Go through the records and copy each line where the word "that" occurs.

■ **SUPPLIED ENTRIES**
⁂

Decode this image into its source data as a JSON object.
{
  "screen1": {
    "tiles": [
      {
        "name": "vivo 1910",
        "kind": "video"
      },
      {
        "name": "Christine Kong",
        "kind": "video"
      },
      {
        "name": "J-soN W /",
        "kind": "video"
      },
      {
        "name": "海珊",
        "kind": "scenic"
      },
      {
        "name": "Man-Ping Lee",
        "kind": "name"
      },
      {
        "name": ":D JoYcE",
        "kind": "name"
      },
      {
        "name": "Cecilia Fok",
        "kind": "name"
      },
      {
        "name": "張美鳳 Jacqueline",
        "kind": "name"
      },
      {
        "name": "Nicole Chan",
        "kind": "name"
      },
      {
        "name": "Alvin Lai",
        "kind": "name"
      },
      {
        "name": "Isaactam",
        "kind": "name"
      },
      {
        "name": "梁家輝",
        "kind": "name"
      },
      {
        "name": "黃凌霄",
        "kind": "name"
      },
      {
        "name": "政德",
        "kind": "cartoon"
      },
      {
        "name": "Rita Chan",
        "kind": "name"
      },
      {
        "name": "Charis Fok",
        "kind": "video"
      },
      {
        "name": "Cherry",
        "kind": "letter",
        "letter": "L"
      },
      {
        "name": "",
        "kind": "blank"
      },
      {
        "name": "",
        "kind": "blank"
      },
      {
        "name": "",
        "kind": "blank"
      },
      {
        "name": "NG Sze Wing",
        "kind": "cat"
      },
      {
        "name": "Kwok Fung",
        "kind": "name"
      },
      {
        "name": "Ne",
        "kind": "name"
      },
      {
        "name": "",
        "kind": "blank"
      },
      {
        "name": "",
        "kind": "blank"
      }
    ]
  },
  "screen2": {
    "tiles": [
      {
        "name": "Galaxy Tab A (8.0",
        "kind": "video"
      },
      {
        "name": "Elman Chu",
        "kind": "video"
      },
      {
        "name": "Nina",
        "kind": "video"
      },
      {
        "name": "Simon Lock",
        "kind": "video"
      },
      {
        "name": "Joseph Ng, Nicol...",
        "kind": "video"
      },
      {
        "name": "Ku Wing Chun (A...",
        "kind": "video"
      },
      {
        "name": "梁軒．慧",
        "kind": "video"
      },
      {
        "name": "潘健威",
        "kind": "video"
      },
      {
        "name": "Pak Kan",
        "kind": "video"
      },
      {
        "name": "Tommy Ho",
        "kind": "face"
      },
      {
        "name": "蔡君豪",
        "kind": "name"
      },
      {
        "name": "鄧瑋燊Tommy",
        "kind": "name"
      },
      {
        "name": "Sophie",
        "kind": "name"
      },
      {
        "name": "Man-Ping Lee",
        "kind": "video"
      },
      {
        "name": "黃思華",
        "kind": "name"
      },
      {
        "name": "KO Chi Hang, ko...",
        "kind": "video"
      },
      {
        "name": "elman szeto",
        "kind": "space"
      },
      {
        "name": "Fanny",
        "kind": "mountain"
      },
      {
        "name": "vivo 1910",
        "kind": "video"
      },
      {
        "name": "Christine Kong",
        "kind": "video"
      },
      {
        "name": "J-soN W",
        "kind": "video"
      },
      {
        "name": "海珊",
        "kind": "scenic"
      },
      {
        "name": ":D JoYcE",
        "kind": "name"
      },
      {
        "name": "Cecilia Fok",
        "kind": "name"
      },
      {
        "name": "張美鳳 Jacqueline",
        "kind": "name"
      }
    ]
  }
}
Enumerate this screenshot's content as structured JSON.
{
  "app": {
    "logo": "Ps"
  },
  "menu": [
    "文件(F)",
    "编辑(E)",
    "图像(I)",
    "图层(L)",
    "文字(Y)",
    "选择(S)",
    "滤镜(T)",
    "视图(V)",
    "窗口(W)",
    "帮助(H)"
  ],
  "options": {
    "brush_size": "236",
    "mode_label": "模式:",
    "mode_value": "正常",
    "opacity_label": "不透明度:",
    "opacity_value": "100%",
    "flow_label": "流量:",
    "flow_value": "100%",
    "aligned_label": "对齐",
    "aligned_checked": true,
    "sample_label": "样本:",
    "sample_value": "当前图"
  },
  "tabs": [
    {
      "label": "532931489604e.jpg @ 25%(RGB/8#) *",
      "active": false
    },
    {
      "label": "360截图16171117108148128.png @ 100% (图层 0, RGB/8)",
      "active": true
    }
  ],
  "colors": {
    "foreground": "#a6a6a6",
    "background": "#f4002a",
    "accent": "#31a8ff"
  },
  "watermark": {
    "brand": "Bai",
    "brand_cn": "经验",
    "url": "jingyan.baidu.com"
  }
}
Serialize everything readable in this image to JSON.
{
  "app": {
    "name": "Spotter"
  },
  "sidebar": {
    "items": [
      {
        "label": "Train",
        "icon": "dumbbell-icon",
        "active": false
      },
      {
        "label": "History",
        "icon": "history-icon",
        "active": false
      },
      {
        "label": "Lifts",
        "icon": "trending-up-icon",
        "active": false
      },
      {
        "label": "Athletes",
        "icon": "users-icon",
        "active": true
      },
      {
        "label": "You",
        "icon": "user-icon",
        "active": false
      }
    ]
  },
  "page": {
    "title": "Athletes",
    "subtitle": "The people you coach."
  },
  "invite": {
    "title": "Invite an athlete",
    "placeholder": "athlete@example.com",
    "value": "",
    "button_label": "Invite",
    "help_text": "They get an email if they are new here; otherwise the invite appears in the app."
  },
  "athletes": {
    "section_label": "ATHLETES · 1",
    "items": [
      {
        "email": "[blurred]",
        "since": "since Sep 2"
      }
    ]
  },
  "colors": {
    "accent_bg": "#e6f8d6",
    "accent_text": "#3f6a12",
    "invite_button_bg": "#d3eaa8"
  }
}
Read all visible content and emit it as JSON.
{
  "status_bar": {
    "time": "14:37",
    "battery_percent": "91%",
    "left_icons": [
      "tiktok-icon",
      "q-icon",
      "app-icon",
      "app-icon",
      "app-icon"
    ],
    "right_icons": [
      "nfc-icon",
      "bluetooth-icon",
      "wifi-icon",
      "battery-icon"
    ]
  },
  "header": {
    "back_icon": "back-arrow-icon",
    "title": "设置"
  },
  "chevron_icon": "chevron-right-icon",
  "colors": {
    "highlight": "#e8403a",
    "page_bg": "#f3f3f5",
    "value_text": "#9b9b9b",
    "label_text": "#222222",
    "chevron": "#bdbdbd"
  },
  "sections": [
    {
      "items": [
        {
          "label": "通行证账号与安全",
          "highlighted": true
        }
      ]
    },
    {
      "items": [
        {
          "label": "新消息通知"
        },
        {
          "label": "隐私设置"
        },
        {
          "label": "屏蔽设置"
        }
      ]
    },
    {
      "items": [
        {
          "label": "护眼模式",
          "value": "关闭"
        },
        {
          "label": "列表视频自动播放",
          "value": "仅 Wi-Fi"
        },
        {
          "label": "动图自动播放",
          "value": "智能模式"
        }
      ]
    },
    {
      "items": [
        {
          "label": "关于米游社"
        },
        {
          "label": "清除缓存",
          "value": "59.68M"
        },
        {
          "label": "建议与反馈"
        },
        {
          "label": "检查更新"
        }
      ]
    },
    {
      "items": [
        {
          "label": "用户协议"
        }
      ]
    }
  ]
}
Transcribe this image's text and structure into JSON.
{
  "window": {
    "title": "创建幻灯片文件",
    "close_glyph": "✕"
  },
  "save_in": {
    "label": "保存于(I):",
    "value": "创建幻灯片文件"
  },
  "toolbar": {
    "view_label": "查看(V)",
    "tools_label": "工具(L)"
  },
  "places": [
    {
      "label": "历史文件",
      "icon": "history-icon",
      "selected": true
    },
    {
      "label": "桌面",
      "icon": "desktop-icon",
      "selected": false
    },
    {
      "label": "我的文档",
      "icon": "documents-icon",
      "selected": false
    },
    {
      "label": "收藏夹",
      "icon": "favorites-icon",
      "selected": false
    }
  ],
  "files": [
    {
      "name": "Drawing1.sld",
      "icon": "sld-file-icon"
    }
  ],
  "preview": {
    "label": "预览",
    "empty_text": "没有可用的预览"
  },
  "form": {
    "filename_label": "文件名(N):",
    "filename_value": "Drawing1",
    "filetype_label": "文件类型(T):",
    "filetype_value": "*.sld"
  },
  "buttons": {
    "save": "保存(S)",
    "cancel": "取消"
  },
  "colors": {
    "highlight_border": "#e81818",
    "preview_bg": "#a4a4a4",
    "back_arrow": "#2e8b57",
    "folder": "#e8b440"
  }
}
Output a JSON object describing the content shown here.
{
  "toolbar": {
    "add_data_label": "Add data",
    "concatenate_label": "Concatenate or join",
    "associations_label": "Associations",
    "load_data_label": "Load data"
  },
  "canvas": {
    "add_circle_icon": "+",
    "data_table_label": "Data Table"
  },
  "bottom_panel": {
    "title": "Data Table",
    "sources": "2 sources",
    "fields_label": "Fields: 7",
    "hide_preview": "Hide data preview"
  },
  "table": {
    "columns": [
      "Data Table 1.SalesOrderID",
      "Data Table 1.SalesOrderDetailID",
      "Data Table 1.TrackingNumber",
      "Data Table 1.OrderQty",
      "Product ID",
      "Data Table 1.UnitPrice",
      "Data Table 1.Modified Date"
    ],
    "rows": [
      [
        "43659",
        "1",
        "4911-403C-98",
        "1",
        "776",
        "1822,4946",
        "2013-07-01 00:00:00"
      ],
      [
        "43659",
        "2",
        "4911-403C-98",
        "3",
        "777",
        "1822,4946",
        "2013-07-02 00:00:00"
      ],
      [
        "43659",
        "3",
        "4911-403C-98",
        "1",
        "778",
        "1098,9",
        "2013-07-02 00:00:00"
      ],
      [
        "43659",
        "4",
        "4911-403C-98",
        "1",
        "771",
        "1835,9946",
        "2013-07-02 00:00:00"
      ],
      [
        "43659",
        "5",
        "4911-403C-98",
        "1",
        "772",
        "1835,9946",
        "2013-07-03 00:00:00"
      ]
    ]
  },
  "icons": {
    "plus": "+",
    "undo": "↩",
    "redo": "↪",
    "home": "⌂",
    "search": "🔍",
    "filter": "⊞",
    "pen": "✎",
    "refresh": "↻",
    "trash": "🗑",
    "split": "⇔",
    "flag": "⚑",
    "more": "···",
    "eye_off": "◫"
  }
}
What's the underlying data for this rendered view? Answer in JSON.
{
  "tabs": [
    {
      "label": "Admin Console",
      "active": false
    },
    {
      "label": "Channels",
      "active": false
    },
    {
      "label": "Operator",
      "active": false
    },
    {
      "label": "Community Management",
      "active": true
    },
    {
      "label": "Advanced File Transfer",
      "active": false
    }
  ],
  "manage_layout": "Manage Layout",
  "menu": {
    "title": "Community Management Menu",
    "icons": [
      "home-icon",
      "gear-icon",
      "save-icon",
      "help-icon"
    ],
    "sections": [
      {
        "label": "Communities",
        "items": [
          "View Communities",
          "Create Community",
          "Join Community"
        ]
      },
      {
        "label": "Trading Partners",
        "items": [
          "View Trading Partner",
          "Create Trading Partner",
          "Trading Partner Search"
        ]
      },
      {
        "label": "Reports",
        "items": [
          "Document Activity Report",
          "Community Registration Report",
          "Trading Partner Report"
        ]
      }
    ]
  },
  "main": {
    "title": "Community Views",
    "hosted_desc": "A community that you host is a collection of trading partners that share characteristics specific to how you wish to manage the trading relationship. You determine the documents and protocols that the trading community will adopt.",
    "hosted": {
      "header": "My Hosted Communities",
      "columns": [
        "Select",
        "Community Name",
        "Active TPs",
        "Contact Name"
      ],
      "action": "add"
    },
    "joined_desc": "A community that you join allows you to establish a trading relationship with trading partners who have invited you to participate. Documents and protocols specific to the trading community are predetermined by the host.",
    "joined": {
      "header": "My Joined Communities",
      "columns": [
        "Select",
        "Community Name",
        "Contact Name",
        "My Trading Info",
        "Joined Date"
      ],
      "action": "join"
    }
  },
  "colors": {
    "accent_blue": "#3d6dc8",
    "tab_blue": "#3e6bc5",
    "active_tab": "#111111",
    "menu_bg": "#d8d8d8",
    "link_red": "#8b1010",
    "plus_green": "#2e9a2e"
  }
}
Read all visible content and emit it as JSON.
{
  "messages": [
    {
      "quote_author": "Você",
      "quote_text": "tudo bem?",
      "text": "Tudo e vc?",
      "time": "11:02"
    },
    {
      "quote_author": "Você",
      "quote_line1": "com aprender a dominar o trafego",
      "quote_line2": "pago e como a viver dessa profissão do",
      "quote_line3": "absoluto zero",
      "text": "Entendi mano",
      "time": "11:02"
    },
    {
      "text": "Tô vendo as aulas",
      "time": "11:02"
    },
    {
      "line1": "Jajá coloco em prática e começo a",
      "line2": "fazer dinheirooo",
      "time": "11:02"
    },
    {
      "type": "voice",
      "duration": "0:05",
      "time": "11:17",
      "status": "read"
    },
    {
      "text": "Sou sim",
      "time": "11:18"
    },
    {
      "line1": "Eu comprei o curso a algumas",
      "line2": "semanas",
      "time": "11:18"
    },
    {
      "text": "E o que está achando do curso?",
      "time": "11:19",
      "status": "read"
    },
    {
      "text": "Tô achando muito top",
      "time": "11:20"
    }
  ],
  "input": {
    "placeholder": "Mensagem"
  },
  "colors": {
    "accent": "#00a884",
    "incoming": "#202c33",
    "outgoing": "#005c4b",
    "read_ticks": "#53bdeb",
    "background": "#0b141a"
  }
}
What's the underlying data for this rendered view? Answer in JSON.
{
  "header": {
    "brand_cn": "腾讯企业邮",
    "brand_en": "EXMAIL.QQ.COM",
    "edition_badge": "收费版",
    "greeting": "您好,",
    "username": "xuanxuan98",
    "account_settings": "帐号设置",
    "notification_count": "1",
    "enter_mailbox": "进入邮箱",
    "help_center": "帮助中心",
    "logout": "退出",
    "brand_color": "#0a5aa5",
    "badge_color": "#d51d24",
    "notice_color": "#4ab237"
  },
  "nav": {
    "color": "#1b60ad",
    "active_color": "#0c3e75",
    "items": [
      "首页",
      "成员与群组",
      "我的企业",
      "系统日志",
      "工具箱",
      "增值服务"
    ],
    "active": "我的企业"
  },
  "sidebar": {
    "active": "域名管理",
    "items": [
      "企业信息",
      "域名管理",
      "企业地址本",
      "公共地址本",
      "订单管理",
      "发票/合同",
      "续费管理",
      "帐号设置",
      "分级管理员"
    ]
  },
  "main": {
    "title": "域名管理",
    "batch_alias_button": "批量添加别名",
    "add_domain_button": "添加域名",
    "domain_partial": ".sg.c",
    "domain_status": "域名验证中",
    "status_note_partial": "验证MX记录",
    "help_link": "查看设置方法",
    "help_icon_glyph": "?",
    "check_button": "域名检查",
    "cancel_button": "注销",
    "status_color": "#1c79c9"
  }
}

⁂

■ **TASK SOLUTION**
    "hosted_desc": "A community that you host is a collection of trading partners that share characteristics specific to how you wish to manage the trading relationship. You determine the documents and protocols that the trading community will adopt.",
    "joined_desc": "A community that you join allows you to establish a trading relationship with trading partners who have invited you to participate. Documents and protocols specific to the trading community are predetermined by the host.",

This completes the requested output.